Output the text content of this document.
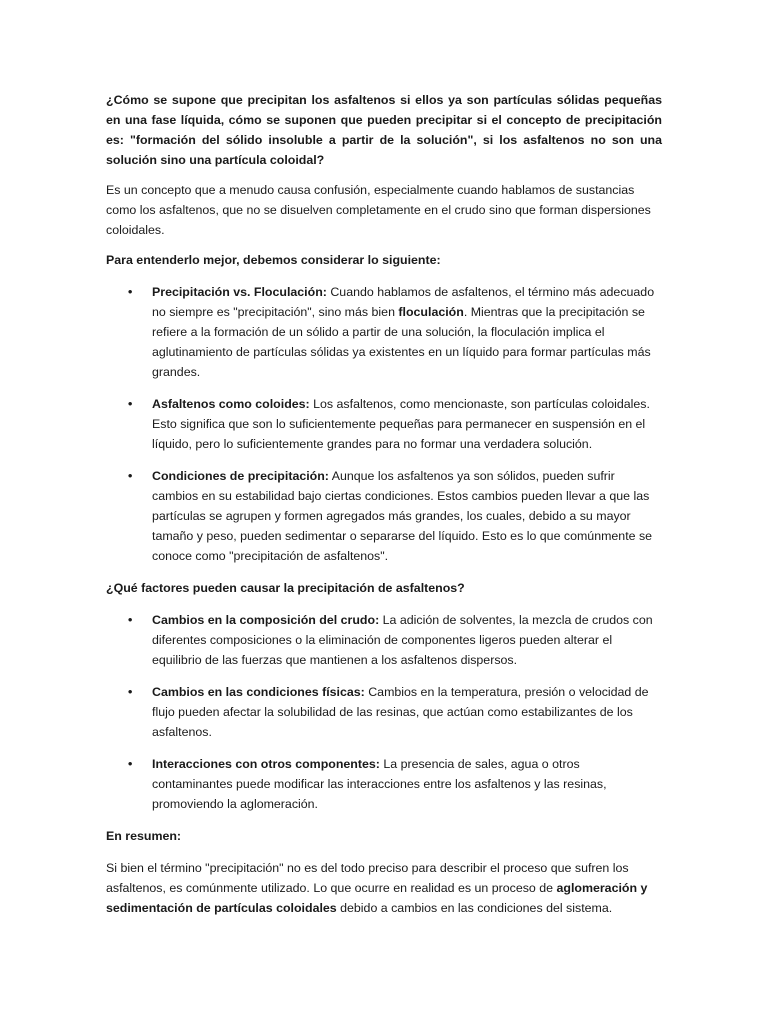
¿Cómo se supone que precipitan los asfaltenos si ellos ya son partículas sólidas pequeñas en una fase líquida, cómo se suponen que pueden precipitar si el concepto de precipitación es: "formación del sólido insoluble a partir de la solución", si los asfaltenos no son una solución sino una partícula coloidal?

Es un concepto que a menudo causa confusión, especialmente cuando hablamos de sustancias como los asfaltenos, que no se disuelven completamente en el crudo sino que forman dispersiones coloidales.

Para entenderlo mejor, debemos considerar lo siguiente:

• Precipitación vs. Floculación: Cuando hablamos de asfaltenos, el término más adecuado no siempre es "precipitación", sino más bien floculación. Mientras que la precipitación se refiere a la formación de un sólido a partir de una solución, la floculación implica el aglutinamiento de partículas sólidas ya existentes en un líquido para formar partículas más grandes.
• Asfaltenos como coloides: Los asfaltenos, como mencionaste, son partículas coloidales. Esto significa que son lo suficientemente pequeñas para permanecer en suspensión en el líquido, pero lo suficientemente grandes para no formar una verdadera solución.
• Condiciones de precipitación: Aunque los asfaltenos ya son sólidos, pueden sufrir cambios en su estabilidad bajo ciertas condiciones. Estos cambios pueden llevar a que las partículas se agrupen y formen agregados más grandes, los cuales, debido a su mayor tamaño y peso, pueden sedimentar o separarse del líquido. Esto es lo que comúnmente se conoce como "precipitación de asfaltenos".

¿Qué factores pueden causar la precipitación de asfaltenos?

• Cambios en la composición del crudo: La adición de solventes, la mezcla de crudos con diferentes composiciones o la eliminación de componentes ligeros pueden alterar el equilibrio de las fuerzas que mantienen a los asfaltenos dispersos.
• Cambios en las condiciones físicas: Cambios en la temperatura, presión o velocidad de flujo pueden afectar la solubilidad de las resinas, que actúan como estabilizantes de los asfaltenos.
• Interacciones con otros componentes: La presencia de sales, agua o otros contaminantes puede modificar las interacciones entre los asfaltenos y las resinas, promoviendo la aglomeración.

En resumen:

Si bien el término "precipitación" no es del todo preciso para describir el proceso que sufren los asfaltenos, es comúnmente utilizado. Lo que ocurre en realidad es un proceso de aglomeración y sedimentación de partículas coloidales debido a cambios en las condiciones del sistema.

### Your instructions
Please write out all of the material above without changing a word, and omit any pictures.

### Reply to the exercise
Output the text content of this document.
¿Cómo se supone que precipitan los asfaltenos si ellos ya son partículas sólidas pequeñas en una fase líquida, cómo se suponen que pueden precipitar si el concepto de precipitación es: "formación del sólido insoluble a partir de la solución", si los asfaltenos no son una solución sino una partícula coloidal?

Es un concepto que a menudo causa confusión, especialmente cuando hablamos de sustancias como los asfaltenos, que no se disuelven completamente en el crudo sino que forman dispersiones coloidales.

Para entenderlo mejor, debemos considerar lo siguiente:

• Precipitación vs. Floculación: Cuando hablamos de asfaltenos, el término más adecuado no siempre es "precipitación", sino más bien floculación. Mientras que la precipitación se refiere a la formación de un sólido a partir de una solución, la floculación implica el aglutinamiento de partículas sólidas ya existentes en un líquido para formar partículas más grandes.
• Asfaltenos como coloides: Los asfaltenos, como mencionaste, son partículas coloidales. Esto significa que son lo suficientemente pequeñas para permanecer en suspensión en el líquido, pero lo suficientemente grandes para no formar una verdadera solución.
• Condiciones de precipitación: Aunque los asfaltenos ya son sólidos, pueden sufrir cambios en su estabilidad bajo ciertas condiciones. Estos cambios pueden llevar a que las partículas se agrupen y formen agregados más grandes, los cuales, debido a su mayor tamaño y peso, pueden sedimentar o separarse del líquido. Esto es lo que comúnmente se conoce como "precipitación de asfaltenos".

¿Qué factores pueden causar la precipitación de asfaltenos?

• Cambios en la composición del crudo: La adición de solventes, la mezcla de crudos con diferentes composiciones o la eliminación de componentes ligeros pueden alterar el equilibrio de las fuerzas que mantienen a los asfaltenos dispersos.
• Cambios en las condiciones físicas: Cambios en la temperatura, presión o velocidad de flujo pueden afectar la solubilidad de las resinas, que actúan como estabilizantes de los asfaltenos.
• Interacciones con otros componentes: La presencia de sales, agua o otros contaminantes puede modificar las interacciones entre los asfaltenos y las resinas, promoviendo la aglomeración.

En resumen:

Si bien el término "precipitación" no es del todo preciso para describir el proceso que sufren los asfaltenos, es comúnmente utilizado. Lo que ocurre en realidad es un proceso de aglomeración y sedimentación de partículas coloidales debido a cambios en las condiciones del sistema.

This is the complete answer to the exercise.